| Extracted material |

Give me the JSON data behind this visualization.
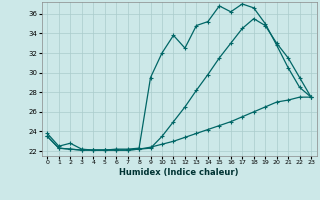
{
  "title": "",
  "xlabel": "Humidex (Indice chaleur)",
  "bg_color": "#cce8e8",
  "grid_color": "#aacccc",
  "line_color": "#006666",
  "xlim": [
    -0.5,
    23.5
  ],
  "ylim": [
    21.5,
    37.2
  ],
  "xticks": [
    0,
    1,
    2,
    3,
    4,
    5,
    6,
    7,
    8,
    9,
    10,
    11,
    12,
    13,
    14,
    15,
    16,
    17,
    18,
    19,
    20,
    21,
    22,
    23
  ],
  "yticks": [
    22,
    24,
    26,
    28,
    30,
    32,
    34,
    36
  ],
  "line1_x": [
    0,
    1,
    2,
    3,
    4,
    5,
    6,
    7,
    8,
    9,
    10,
    11,
    12,
    13,
    14,
    15,
    16,
    17,
    18,
    19,
    20,
    21,
    22,
    23
  ],
  "line1_y": [
    23.8,
    22.5,
    22.8,
    22.2,
    22.1,
    22.1,
    22.2,
    22.2,
    22.3,
    29.5,
    32.0,
    33.8,
    32.5,
    34.8,
    35.2,
    36.8,
    36.2,
    37.0,
    36.6,
    35.0,
    32.8,
    30.5,
    28.5,
    27.5
  ],
  "line2_x": [
    0,
    1,
    2,
    3,
    4,
    5,
    6,
    7,
    8,
    9,
    10,
    11,
    12,
    13,
    14,
    15,
    16,
    17,
    18,
    19,
    20,
    21,
    22,
    23
  ],
  "line2_y": [
    23.5,
    22.3,
    22.2,
    22.1,
    22.1,
    22.1,
    22.1,
    22.1,
    22.2,
    22.3,
    23.5,
    25.0,
    26.5,
    28.2,
    29.8,
    31.5,
    33.0,
    34.5,
    35.5,
    34.8,
    33.0,
    31.5,
    29.5,
    27.5
  ],
  "line3_x": [
    0,
    1,
    2,
    3,
    4,
    5,
    6,
    7,
    8,
    9,
    10,
    11,
    12,
    13,
    14,
    15,
    16,
    17,
    18,
    19,
    20,
    21,
    22,
    23
  ],
  "line3_y": [
    23.5,
    22.3,
    22.2,
    22.1,
    22.1,
    22.1,
    22.1,
    22.1,
    22.2,
    22.4,
    22.7,
    23.0,
    23.4,
    23.8,
    24.2,
    24.6,
    25.0,
    25.5,
    26.0,
    26.5,
    27.0,
    27.2,
    27.5,
    27.5
  ]
}
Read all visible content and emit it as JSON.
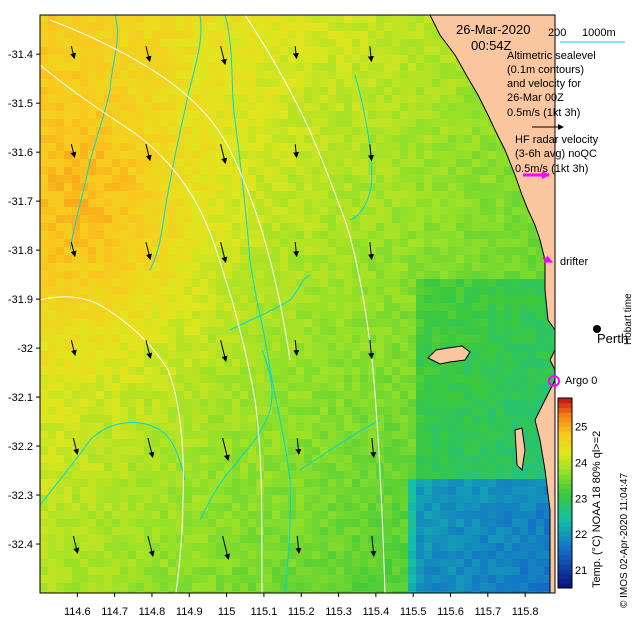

| What to produce |
Each record above is to be restated exactly, with its pictures removed from the copy.

| Output for this exercise |
Give me the JSON data behind this visualization.
{
  "title": "",
  "xlabel": "Humidex (Indice chaleur)",
  "bg_color": "#cce8e8",
  "grid_color": "#aacccc",
  "line_color": "#006666",
  "xlim": [
    -0.5,
    23.5
  ],
  "ylim": [
    21.5,
    37.2
  ],
  "xticks": [
    0,
    1,
    2,
    3,
    4,
    5,
    6,
    7,
    8,
    9,
    10,
    11,
    12,
    13,
    14,
    15,
    16,
    17,
    18,
    19,
    20,
    21,
    22,
    23
  ],
  "yticks": [
    22,
    24,
    26,
    28,
    30,
    32,
    34,
    36
  ],
  "line1_x": [
    0,
    1,
    2,
    3,
    4,
    5,
    6,
    7,
    8,
    9,
    10,
    11,
    12,
    13,
    14,
    15,
    16,
    17,
    18,
    19,
    20,
    21,
    22,
    23
  ],
  "line1_y": [
    23.8,
    22.5,
    22.8,
    22.2,
    22.1,
    22.1,
    22.2,
    22.2,
    22.3,
    29.5,
    32.0,
    33.8,
    32.5,
    34.8,
    35.2,
    36.8,
    36.2,
    37.0,
    36.6,
    35.0,
    32.8,
    30.5,
    28.5,
    27.5
  ],
  "line2_x": [
    0,
    1,
    2,
    3,
    4,
    5,
    6,
    7,
    8,
    9,
    10,
    11,
    12,
    13,
    14,
    15,
    16,
    17,
    18,
    19,
    20,
    21,
    22,
    23
  ],
  "line2_y": [
    23.5,
    22.3,
    22.2,
    22.1,
    22.1,
    22.1,
    22.1,
    22.1,
    22.2,
    22.3,
    23.5,
    25.0,
    26.5,
    28.2,
    29.8,
    31.5,
    33.0,
    34.5,
    35.5,
    34.8,
    33.0,
    31.5,
    29.5,
    27.5
  ],
  "line3_x": [
    0,
    1,
    2,
    3,
    4,
    5,
    6,
    7,
    8,
    9,
    10,
    11,
    12,
    13,
    14,
    15,
    16,
    17,
    18,
    19,
    20,
    21,
    22,
    23
  ],
  "line3_y": [
    23.5,
    22.3,
    22.2,
    22.1,
    22.1,
    22.1,
    22.1,
    22.1,
    22.2,
    22.4,
    22.7,
    23.0,
    23.4,
    23.8,
    24.2,
    24.6,
    25.0,
    25.5,
    26.0,
    26.5,
    27.0,
    27.2,
    27.5,
    27.5
  ]
}
Read all visible content and emit it as JSON.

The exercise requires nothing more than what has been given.